• **Aim**
Exclude images, then output the remaining data verbatim.

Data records
--- Start ---

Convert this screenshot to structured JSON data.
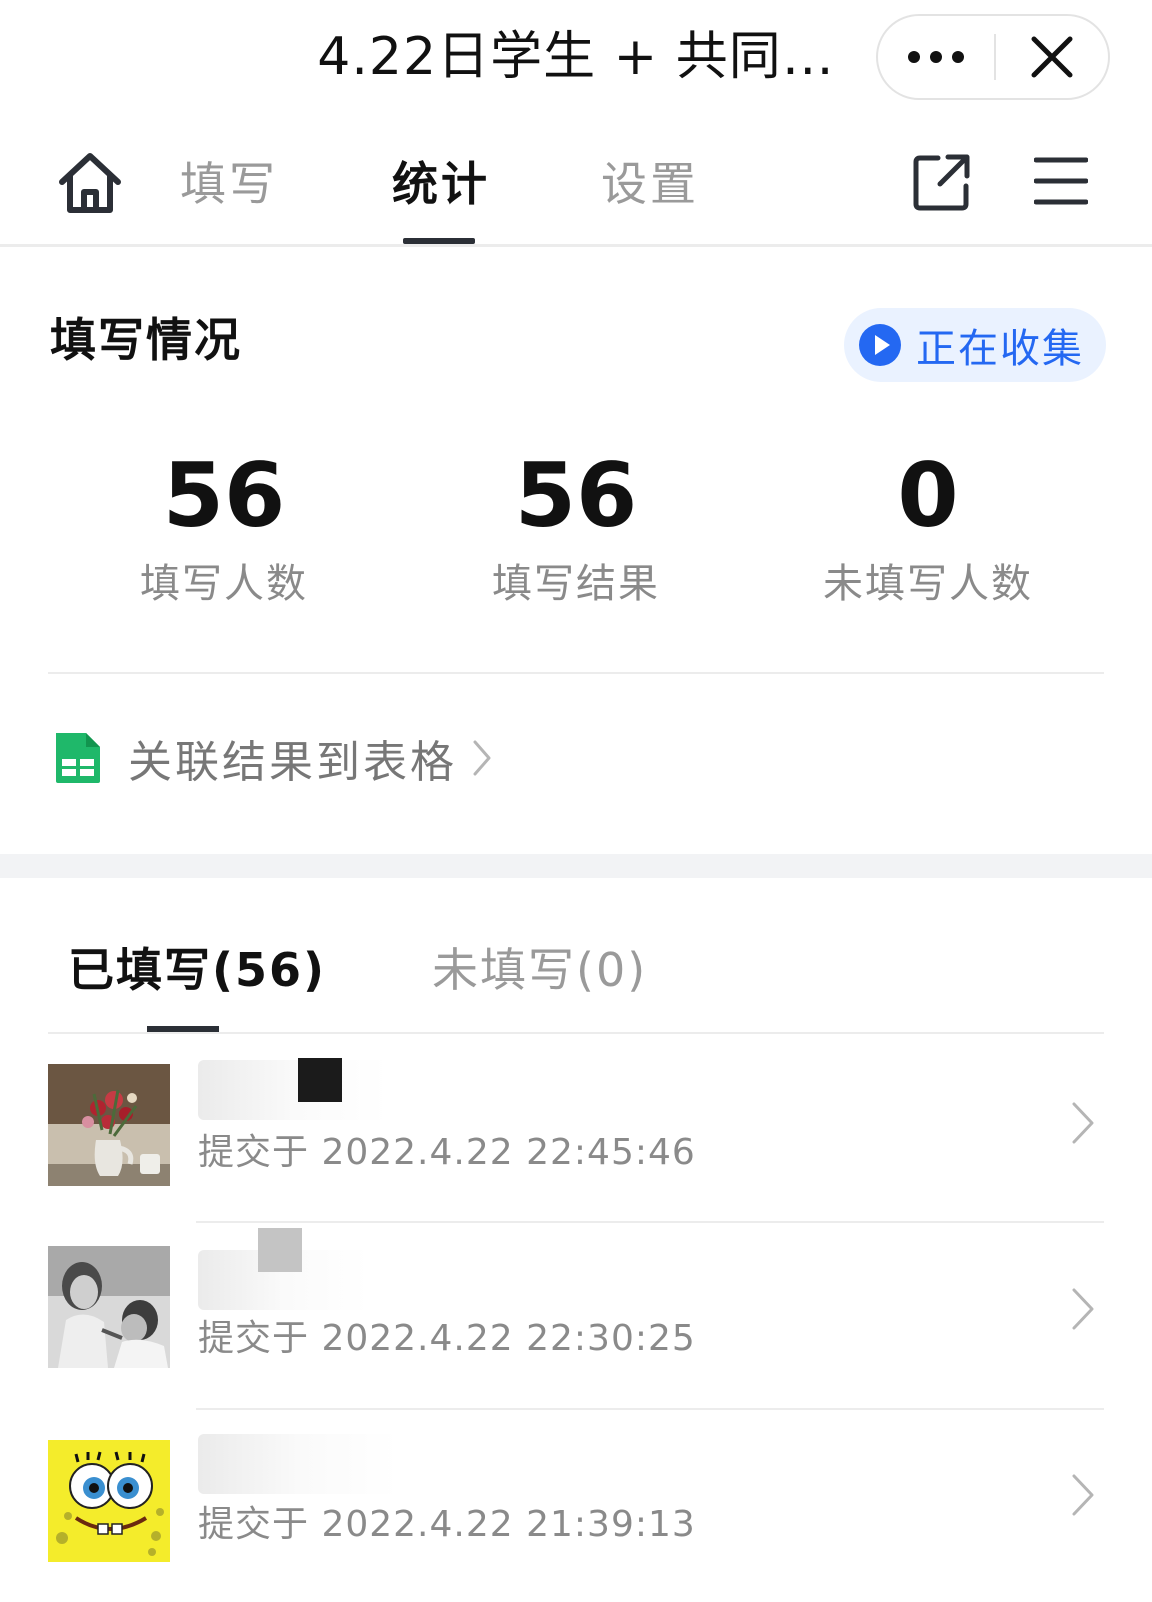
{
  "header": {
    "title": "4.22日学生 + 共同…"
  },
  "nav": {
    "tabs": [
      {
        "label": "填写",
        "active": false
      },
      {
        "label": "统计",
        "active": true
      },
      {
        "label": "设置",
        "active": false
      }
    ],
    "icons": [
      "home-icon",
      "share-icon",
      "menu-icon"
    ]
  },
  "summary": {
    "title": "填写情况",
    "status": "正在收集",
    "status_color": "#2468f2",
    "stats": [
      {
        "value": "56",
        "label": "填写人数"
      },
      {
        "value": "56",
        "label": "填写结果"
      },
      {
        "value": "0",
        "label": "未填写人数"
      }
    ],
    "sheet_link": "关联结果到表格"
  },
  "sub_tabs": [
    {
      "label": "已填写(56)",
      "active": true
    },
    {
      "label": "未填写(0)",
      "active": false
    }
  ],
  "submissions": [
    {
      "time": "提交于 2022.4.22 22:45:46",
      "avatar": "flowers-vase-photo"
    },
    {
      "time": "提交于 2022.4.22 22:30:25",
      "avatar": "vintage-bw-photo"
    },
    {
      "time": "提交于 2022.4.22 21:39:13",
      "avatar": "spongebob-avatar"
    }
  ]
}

--- End ---

• **Task solution**
Convert this screenshot to structured JSON data.
{
  "header": {
    "title": "4.22日学生 + 共同…"
  },
  "nav": {
    "tabs": [
      {
        "label": "填写",
        "active": false
      },
      {
        "label": "统计",
        "active": true
      },
      {
        "label": "设置",
        "active": false
      }
    ],
    "icons": [
      "home-icon",
      "share-icon",
      "menu-icon"
    ]
  },
  "summary": {
    "title": "填写情况",
    "status": "正在收集",
    "status_color": "#2468f2",
    "stats": [
      {
        "value": "56",
        "label": "填写人数"
      },
      {
        "value": "56",
        "label": "填写结果"
      },
      {
        "value": "0",
        "label": "未填写人数"
      }
    ],
    "sheet_link": "关联结果到表格"
  },
  "sub_tabs": [
    {
      "label": "已填写(56)",
      "active": true
    },
    {
      "label": "未填写(0)",
      "active": false
    }
  ],
  "submissions": [
    {
      "time": "提交于 2022.4.22 22:45:46",
      "avatar": "flowers-vase-photo"
    },
    {
      "time": "提交于 2022.4.22 22:30:25",
      "avatar": "vintage-bw-photo"
    },
    {
      "time": "提交于 2022.4.22 21:39:13",
      "avatar": "spongebob-avatar"
    }
  ]
}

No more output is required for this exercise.